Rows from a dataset

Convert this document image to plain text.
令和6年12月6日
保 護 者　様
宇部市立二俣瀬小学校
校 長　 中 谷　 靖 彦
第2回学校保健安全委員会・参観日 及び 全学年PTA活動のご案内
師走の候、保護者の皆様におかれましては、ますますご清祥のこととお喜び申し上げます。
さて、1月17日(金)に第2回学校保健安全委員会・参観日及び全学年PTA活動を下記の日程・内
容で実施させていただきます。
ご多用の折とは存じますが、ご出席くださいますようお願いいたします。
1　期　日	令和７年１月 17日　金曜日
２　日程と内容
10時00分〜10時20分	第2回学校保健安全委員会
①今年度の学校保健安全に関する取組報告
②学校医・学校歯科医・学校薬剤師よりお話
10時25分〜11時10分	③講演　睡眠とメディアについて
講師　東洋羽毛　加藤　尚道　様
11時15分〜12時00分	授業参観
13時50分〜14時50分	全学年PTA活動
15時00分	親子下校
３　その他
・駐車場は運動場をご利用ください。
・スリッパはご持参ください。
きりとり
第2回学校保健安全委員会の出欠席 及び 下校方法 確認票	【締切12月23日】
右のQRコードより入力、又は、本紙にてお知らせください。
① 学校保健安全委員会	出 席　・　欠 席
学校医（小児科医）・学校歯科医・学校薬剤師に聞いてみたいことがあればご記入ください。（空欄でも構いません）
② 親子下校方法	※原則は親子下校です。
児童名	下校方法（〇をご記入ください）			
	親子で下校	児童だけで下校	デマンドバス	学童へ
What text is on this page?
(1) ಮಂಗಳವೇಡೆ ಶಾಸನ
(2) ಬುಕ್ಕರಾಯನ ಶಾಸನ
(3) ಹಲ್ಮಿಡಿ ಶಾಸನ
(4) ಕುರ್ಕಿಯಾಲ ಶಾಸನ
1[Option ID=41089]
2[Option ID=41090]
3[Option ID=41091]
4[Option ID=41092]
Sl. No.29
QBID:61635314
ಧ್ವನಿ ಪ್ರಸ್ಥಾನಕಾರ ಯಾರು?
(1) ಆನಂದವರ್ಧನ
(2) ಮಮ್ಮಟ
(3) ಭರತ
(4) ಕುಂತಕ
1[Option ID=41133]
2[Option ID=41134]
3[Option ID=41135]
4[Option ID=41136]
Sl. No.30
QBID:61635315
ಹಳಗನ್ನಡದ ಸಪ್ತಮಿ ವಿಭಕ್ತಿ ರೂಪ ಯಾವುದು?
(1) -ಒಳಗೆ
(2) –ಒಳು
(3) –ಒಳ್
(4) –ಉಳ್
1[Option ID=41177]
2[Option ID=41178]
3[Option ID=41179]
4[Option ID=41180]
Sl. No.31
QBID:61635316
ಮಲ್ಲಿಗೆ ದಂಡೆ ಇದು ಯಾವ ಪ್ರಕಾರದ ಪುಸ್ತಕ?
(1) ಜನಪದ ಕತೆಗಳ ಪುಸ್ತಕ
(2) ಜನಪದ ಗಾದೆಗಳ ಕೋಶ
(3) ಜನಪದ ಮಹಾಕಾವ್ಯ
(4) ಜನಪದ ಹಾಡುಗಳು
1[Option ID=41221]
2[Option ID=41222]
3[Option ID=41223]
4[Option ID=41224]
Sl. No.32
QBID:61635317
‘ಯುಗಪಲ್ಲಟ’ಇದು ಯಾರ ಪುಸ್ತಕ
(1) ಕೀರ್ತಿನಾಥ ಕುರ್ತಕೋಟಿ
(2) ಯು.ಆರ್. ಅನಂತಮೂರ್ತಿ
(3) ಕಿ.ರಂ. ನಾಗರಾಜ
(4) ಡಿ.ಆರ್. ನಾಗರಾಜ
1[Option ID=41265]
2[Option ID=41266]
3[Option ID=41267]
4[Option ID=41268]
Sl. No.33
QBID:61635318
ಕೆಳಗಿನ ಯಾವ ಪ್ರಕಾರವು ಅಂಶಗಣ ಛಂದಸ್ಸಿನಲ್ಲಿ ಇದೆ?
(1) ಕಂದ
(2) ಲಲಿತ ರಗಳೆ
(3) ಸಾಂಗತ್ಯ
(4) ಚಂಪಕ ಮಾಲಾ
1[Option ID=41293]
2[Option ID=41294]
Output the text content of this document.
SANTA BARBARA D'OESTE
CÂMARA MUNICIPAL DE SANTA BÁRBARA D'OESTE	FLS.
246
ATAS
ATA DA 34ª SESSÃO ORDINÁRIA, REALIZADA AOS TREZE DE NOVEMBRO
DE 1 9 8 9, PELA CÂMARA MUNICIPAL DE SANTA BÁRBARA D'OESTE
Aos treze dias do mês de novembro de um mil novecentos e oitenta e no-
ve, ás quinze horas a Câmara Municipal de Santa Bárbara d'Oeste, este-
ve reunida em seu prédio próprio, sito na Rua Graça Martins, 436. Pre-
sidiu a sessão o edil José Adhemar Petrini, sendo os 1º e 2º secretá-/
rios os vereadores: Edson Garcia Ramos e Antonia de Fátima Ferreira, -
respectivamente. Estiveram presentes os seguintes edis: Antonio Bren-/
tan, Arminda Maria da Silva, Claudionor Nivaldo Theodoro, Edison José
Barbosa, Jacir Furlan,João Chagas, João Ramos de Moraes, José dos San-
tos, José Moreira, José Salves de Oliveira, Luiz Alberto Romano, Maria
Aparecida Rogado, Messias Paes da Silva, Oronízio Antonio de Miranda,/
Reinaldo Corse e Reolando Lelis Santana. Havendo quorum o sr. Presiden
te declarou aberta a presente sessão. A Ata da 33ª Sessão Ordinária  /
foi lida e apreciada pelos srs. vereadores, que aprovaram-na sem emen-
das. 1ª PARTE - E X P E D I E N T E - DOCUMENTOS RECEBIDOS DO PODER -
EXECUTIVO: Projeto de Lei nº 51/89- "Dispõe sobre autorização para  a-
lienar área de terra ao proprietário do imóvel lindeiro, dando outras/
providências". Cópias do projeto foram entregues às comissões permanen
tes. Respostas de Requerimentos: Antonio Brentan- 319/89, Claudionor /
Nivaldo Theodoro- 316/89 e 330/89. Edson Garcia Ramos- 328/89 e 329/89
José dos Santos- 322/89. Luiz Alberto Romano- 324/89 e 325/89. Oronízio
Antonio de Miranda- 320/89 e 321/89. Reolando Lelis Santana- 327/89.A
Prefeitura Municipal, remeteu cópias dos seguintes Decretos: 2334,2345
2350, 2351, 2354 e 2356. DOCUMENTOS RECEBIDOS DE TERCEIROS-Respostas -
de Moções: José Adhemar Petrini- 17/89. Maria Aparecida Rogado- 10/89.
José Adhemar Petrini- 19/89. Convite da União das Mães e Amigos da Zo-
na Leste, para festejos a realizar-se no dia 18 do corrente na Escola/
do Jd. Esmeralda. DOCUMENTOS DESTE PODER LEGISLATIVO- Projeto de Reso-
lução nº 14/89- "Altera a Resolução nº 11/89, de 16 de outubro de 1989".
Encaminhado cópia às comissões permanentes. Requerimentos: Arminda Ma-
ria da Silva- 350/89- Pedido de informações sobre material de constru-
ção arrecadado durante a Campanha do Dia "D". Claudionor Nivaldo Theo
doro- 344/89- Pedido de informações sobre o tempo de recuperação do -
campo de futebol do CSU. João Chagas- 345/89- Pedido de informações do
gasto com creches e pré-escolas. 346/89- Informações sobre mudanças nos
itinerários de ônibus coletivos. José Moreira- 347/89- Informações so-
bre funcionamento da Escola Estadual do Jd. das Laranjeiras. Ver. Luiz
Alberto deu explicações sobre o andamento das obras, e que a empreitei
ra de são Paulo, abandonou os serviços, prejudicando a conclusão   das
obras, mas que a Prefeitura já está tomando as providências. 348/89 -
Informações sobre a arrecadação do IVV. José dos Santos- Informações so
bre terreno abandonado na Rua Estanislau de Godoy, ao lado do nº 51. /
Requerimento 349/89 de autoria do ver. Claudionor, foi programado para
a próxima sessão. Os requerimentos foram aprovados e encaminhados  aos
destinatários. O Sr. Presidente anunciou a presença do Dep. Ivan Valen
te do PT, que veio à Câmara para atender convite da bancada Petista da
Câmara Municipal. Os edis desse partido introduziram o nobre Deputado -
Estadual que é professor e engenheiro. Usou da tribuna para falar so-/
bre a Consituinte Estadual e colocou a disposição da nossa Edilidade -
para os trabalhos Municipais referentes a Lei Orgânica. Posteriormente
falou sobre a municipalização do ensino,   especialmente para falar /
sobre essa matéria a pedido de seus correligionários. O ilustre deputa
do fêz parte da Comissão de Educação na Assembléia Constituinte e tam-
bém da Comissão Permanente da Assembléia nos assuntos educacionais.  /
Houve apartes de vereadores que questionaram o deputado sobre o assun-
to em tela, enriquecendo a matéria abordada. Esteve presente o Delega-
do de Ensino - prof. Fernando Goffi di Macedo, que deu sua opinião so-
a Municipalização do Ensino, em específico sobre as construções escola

* [Exercise instructions]:
From the entries above, copy every line containing the word "Romano".

* [Solution]:
tos, José Moreira, José Salves de Oliveira, Luiz Alberto Romano, Maria
José dos Santos- 322/89. Luiz Alberto Romano- 324/89 e 325/89. Oronízio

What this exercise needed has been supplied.